>>>
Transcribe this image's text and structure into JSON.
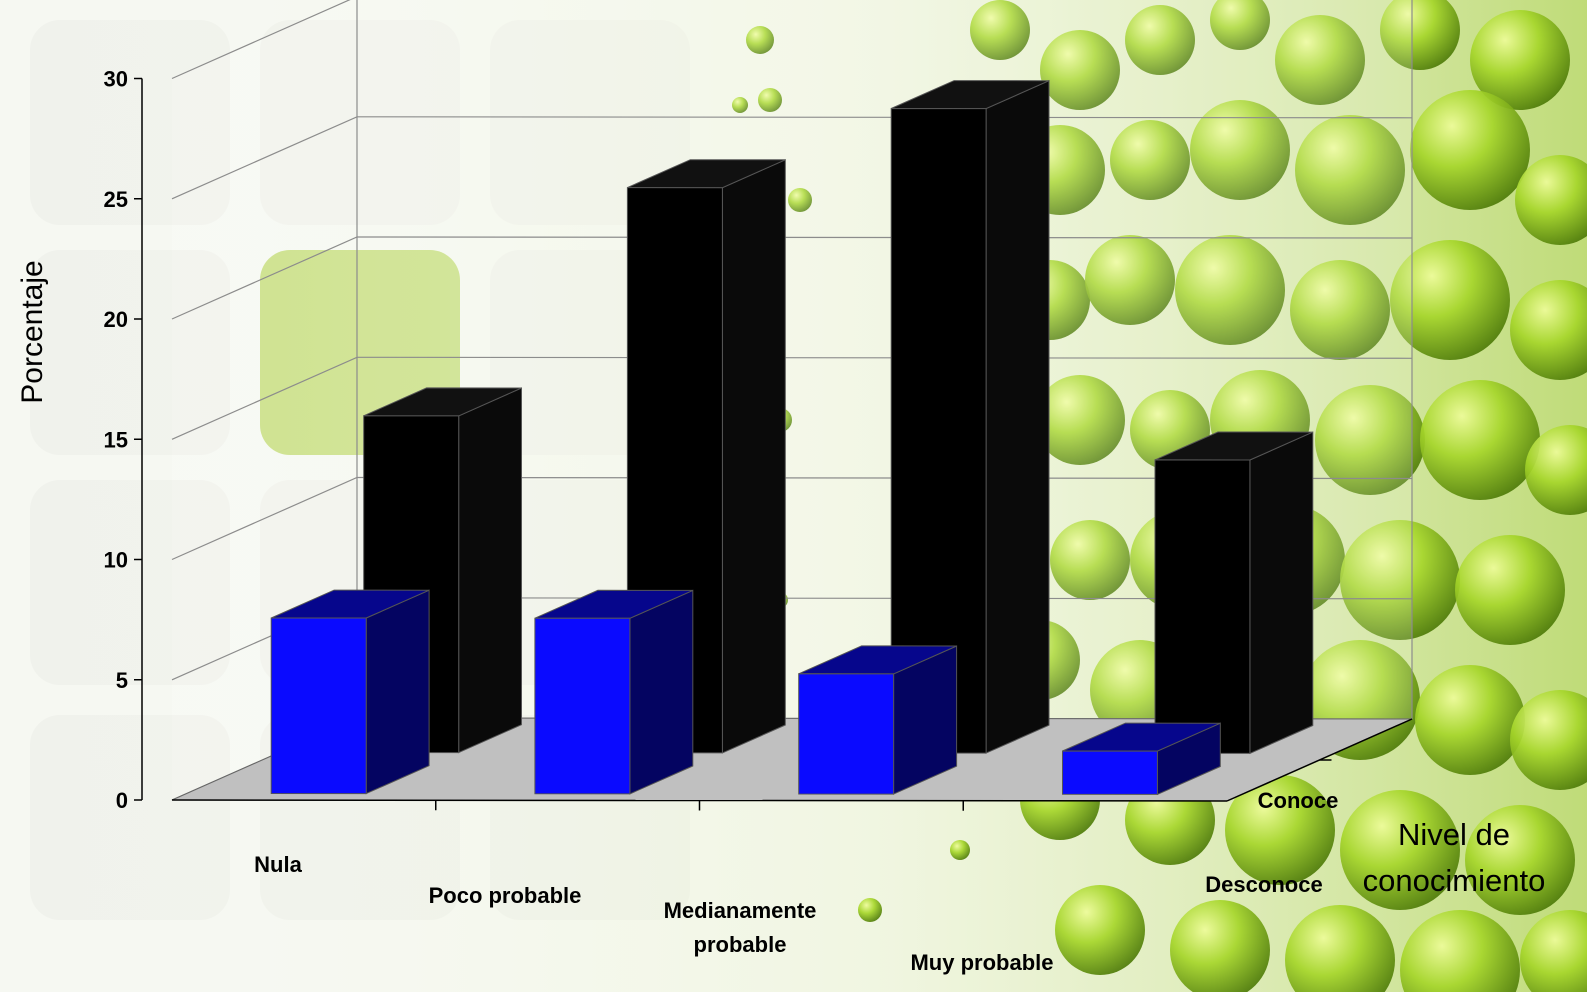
{
  "chart_data": {
    "type": "bar",
    "subtype": "3d-column",
    "categories": [
      "Nula",
      "Poco probable",
      "Medianamente probable",
      "Muy probable"
    ],
    "category_label_lines": [
      [
        "Nula"
      ],
      [
        "Poco probable"
      ],
      [
        "Medianamente",
        "probable"
      ],
      [
        "Muy probable"
      ]
    ],
    "series": [
      {
        "name": "Desconoce",
        "values": [
          7.3,
          7.3,
          5.0,
          1.8
        ]
      },
      {
        "name": "Conoce",
        "values": [
          14.0,
          23.5,
          26.8,
          12.2
        ]
      }
    ],
    "ylabel": "Porcentaje",
    "depth_label": "Nivel de conocimiento",
    "depth_label_lines": [
      "Nivel de",
      "conocimiento"
    ],
    "ylim": [
      0,
      30
    ],
    "yticks": [
      0,
      5,
      10,
      15,
      20,
      25,
      30
    ],
    "grid": true,
    "colors": {
      "Desconoce": "#0a0aff",
      "Conoce": "#000000",
      "floor": "#c0c0c0",
      "grid": "#8c8c8c",
      "background_green": "#9acd32"
    }
  }
}
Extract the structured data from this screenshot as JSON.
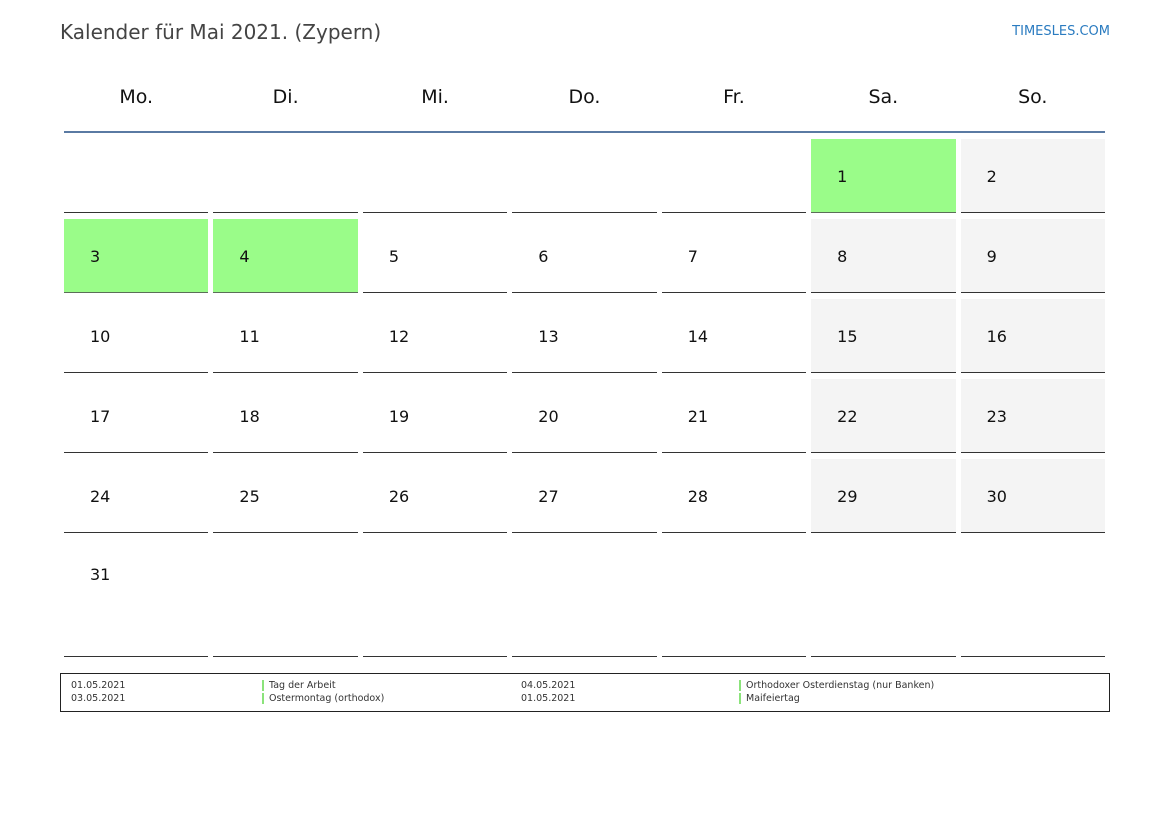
<<<
WHAT YOU HAVE TO DO: Find all the lines containing "JSON" in the material, then copy them.

RESULT OF THE EXERCISE:
Transcribe this image's text and structure into JSON.
Extract the structured data from this screenshot as JSON.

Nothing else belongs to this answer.